# Your task
Every record below should be written out exactly; pictures stay out.

______________________________

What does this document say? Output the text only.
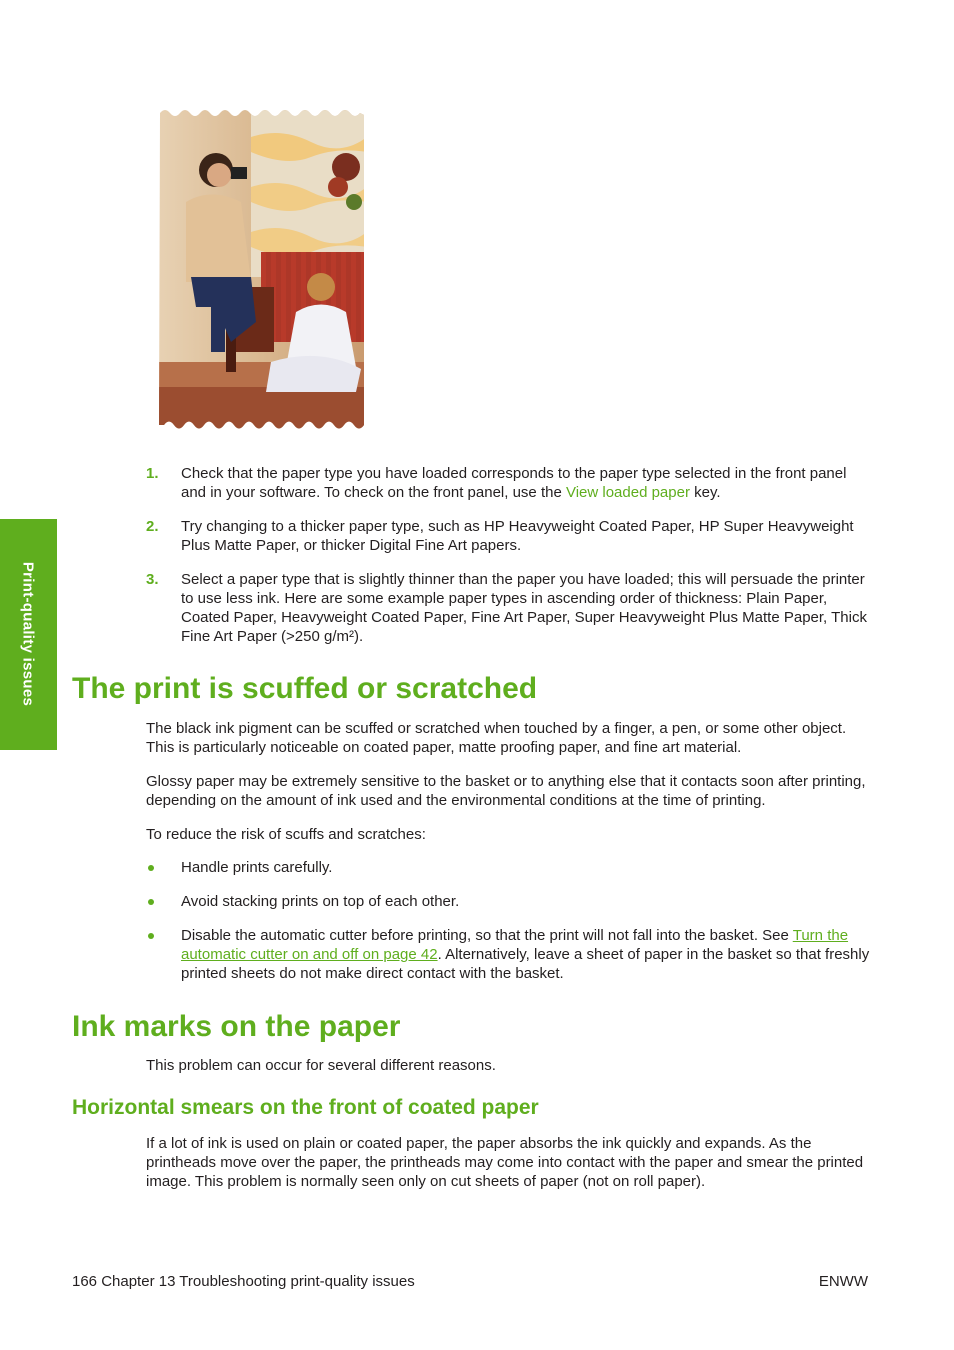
Print-quality issues
1. Check that the paper type you have loaded corresponds to the paper type selected in the front panel and in your software. To check on the front panel, use the View loaded paper key.
2. Try changing to a thicker paper type, such as HP Heavyweight Coated Paper, HP Super Heavyweight Plus Matte Paper, or thicker Digital Fine Art papers.
3. Select a paper type that is slightly thinner than the paper you have loaded; this will persuade the printer to use less ink. Here are some example paper types in ascending order of thickness: Plain Paper, Coated Paper, Heavyweight Coated Paper, Fine Art Paper, Super Heavyweight Plus Matte Paper, Thick Fine Art Paper (>250 g/m²).
The print is scuffed or scratched

The black ink pigment can be scuffed or scratched when touched by a finger, a pen, or some other object. This is particularly noticeable on coated paper, matte proofing paper, and fine art material.

Glossy paper may be extremely sensitive to the basket or to anything else that it contacts soon after printing, depending on the amount of ink used and the environmental conditions at the time of printing.

To reduce the risk of scuffs and scratches:

Handle prints carefully.
Avoid stacking prints on top of each other.
Disable the automatic cutter before printing, so that the print will not fall into the basket. See Turn the automatic cutter on and off on page 42. Alternatively, leave a sheet of paper in the basket so that freshly printed sheets do not make direct contact with the basket.
Ink marks on the paper

This problem can occur for several different reasons.

Horizontal smears on the front of coated paper

If a lot of ink is used on plain or coated paper, the paper absorbs the ink quickly and expands. As the printheads move over the paper, the printheads may come into contact with the paper and smear the printed image. This problem is normally seen only on cut sheets of paper (not on roll paper).

166 Chapter 13 Troubleshooting print-quality issues	ENWW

______________________________

# Expected answer
What does this document say? Output the text only.
Print-quality issues
1. Check that the paper type you have loaded corresponds to the paper type selected in the front panel and in your software. To check on the front panel, use the View loaded paper key.
2. Try changing to a thicker paper type, such as HP Heavyweight Coated Paper, HP Super Heavyweight Plus Matte Paper, or thicker Digital Fine Art papers.
3. Select a paper type that is slightly thinner than the paper you have loaded; this will persuade the printer to use less ink. Here are some example paper types in ascending order of thickness: Plain Paper, Coated Paper, Heavyweight Coated Paper, Fine Art Paper, Super Heavyweight Plus Matte Paper, Thick Fine Art Paper (>250 g/m²).
The print is scuffed or scratched

The black ink pigment can be scuffed or scratched when touched by a finger, a pen, or some other object. This is particularly noticeable on coated paper, matte proofing paper, and fine art material.

Glossy paper may be extremely sensitive to the basket or to anything else that it contacts soon after printing, depending on the amount of ink used and the environmental conditions at the time of printing.

To reduce the risk of scuffs and scratches:

Handle prints carefully.
Avoid stacking prints on top of each other.
Disable the automatic cutter before printing, so that the print will not fall into the basket. See Turn the automatic cutter on and off on page 42. Alternatively, leave a sheet of paper in the basket so that freshly printed sheets do not make direct contact with the basket.
Ink marks on the paper

This problem can occur for several different reasons.

Horizontal smears on the front of coated paper

If a lot of ink is used on plain or coated paper, the paper absorbs the ink quickly and expands. As the printheads move over the paper, the printheads may come into contact with the paper and smear the printed image. This problem is normally seen only on cut sheets of paper (not on roll paper).

166 Chapter 13 Troubleshooting print-quality issues	ENWW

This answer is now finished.